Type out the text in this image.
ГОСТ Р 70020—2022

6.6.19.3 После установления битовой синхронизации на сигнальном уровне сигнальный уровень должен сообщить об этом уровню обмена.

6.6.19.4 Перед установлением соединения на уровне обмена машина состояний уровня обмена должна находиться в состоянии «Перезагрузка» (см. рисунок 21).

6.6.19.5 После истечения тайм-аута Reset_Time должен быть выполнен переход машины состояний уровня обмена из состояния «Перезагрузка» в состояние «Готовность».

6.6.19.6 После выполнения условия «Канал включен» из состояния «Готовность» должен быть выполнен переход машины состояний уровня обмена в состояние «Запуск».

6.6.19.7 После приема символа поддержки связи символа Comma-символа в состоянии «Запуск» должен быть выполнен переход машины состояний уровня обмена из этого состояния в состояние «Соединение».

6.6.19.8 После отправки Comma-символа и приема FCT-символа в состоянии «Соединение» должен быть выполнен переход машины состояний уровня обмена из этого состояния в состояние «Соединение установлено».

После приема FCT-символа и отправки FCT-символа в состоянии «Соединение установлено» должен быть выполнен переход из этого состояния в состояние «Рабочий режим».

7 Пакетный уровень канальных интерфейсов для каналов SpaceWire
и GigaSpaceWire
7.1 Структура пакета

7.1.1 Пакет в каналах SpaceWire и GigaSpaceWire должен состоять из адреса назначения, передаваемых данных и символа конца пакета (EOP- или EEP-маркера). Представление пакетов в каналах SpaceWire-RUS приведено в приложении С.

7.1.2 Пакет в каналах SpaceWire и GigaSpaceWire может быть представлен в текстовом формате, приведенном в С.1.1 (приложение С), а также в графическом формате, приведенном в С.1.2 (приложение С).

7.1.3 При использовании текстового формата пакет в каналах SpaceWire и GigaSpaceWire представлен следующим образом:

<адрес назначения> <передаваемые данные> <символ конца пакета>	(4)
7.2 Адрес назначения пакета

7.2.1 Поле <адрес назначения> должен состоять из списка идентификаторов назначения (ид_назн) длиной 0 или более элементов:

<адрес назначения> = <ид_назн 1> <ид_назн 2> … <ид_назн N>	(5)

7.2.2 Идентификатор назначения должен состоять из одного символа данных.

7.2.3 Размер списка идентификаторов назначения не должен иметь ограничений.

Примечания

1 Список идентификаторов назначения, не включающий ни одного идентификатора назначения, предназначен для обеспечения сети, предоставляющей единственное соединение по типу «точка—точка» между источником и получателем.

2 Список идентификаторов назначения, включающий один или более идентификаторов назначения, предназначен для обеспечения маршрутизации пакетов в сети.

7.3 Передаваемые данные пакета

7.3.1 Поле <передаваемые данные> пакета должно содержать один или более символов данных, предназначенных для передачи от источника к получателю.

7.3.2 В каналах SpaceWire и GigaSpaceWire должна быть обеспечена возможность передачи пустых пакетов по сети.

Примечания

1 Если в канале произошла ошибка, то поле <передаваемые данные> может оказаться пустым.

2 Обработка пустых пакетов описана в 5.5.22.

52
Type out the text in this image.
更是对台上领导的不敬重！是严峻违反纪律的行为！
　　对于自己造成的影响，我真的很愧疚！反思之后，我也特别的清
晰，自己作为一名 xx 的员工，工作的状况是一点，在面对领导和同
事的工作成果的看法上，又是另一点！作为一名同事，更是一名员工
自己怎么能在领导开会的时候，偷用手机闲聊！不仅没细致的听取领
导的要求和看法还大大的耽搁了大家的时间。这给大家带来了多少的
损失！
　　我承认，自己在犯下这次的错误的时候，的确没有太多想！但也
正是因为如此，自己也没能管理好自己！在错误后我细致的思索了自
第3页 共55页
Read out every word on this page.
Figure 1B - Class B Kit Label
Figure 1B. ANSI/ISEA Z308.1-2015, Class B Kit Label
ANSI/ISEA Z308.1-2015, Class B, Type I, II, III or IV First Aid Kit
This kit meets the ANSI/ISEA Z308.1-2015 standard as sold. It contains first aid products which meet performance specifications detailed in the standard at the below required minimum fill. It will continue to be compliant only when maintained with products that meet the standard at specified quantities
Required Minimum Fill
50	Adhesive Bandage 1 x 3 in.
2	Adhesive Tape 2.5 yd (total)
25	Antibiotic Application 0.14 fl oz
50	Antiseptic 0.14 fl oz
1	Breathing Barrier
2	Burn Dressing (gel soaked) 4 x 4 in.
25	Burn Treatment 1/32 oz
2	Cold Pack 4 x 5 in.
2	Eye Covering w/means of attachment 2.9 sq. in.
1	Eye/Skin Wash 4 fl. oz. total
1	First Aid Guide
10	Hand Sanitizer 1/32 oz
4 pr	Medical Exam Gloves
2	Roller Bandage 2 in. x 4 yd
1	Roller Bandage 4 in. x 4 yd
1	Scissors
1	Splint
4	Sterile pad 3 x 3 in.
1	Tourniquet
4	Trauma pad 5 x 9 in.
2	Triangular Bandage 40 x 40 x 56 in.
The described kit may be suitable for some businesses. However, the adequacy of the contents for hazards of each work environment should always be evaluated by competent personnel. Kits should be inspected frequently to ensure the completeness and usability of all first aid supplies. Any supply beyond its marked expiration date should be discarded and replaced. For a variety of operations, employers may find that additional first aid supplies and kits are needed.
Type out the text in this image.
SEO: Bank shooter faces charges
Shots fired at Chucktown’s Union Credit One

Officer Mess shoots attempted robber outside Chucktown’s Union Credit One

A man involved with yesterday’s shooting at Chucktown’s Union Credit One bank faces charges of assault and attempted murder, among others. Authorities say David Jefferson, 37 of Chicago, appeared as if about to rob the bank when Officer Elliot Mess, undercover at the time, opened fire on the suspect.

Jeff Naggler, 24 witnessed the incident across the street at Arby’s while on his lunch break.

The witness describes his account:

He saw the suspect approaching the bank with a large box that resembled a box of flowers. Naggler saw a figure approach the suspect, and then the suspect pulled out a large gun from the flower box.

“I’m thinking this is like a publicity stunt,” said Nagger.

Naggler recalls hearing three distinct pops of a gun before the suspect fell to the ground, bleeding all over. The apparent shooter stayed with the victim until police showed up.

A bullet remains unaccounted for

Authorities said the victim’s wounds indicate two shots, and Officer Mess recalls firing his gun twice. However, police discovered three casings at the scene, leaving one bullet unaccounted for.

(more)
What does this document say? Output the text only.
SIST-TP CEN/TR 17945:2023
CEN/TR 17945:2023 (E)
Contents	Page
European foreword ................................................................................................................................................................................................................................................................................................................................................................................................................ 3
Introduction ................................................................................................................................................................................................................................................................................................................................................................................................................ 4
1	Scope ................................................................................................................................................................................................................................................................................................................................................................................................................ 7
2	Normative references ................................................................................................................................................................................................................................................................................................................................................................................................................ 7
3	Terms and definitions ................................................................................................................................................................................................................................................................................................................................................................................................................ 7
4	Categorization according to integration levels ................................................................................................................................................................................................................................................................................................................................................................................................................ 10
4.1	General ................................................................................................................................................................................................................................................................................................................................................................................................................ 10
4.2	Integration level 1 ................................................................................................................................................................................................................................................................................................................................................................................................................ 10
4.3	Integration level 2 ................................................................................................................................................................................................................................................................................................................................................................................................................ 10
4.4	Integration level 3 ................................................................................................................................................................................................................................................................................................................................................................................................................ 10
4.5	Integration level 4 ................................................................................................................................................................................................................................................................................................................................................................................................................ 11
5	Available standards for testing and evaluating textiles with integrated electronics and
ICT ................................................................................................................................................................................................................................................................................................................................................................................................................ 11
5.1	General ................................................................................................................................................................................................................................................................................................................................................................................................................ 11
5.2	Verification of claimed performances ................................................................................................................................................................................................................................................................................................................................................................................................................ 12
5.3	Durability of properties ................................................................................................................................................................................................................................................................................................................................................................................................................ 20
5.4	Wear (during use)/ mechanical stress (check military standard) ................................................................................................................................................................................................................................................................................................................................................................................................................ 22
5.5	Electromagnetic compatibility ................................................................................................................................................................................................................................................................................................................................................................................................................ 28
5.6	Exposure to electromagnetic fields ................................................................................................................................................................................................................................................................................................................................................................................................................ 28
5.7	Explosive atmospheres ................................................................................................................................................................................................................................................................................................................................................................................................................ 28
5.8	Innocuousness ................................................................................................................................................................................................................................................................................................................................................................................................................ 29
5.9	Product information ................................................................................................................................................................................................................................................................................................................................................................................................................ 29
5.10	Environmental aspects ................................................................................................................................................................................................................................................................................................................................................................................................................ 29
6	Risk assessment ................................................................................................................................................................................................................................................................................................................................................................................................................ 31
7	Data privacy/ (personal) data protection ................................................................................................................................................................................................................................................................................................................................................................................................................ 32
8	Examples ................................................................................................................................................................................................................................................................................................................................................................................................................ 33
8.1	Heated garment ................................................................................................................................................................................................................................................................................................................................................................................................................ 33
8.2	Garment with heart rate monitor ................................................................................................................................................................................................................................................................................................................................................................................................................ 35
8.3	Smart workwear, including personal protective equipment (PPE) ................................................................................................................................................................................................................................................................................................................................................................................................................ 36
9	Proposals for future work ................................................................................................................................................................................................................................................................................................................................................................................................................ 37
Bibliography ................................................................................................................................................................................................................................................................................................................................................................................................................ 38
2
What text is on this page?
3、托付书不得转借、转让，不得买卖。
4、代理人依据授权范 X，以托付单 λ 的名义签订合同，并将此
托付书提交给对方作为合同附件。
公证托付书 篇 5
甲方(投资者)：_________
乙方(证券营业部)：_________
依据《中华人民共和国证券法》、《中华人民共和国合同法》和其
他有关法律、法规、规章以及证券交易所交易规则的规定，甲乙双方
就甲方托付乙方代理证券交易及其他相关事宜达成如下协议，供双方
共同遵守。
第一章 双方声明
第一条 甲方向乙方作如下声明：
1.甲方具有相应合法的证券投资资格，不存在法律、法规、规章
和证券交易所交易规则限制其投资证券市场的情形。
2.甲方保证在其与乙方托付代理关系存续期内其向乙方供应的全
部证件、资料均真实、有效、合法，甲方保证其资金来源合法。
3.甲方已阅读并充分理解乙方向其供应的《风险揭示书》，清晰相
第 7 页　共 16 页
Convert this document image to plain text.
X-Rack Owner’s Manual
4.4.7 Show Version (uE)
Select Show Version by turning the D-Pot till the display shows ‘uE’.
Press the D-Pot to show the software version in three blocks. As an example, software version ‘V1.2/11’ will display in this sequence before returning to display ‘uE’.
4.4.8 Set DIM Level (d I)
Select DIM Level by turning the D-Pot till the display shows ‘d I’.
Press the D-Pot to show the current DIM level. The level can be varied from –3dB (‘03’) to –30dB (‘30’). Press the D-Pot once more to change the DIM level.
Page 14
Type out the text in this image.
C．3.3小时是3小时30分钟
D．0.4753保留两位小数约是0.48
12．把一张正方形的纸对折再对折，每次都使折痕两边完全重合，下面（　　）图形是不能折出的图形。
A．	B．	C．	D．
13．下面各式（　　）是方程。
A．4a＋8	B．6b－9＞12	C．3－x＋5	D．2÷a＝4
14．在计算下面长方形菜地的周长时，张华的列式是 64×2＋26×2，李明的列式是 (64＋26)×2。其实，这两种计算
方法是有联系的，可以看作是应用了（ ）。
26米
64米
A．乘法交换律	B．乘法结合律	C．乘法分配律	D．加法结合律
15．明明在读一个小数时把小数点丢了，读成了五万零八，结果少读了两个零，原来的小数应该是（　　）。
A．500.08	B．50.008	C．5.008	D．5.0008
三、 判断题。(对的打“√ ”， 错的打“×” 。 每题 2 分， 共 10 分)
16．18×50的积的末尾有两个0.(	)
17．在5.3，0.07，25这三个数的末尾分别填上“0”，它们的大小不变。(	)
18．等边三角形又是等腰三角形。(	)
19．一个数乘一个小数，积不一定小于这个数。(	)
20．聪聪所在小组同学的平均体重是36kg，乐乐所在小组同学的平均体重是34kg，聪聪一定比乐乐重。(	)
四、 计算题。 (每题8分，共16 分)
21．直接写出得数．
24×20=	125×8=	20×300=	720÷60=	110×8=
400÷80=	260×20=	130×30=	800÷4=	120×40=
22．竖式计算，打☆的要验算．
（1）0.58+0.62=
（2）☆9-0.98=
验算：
※ ※ ※
# WHAT TO PRODUCE
Show every line in the entries where the string "said" occurs.

# SOLUTION BELOW
“I’m thinking this is like a publicity stunt,” said Nagger.
Authorities said the victim’s wounds indicate two shots, and Officer Mess recalls firing his gun twice. However, police discovered three casings at the scene, leaving one bullet unaccounted for.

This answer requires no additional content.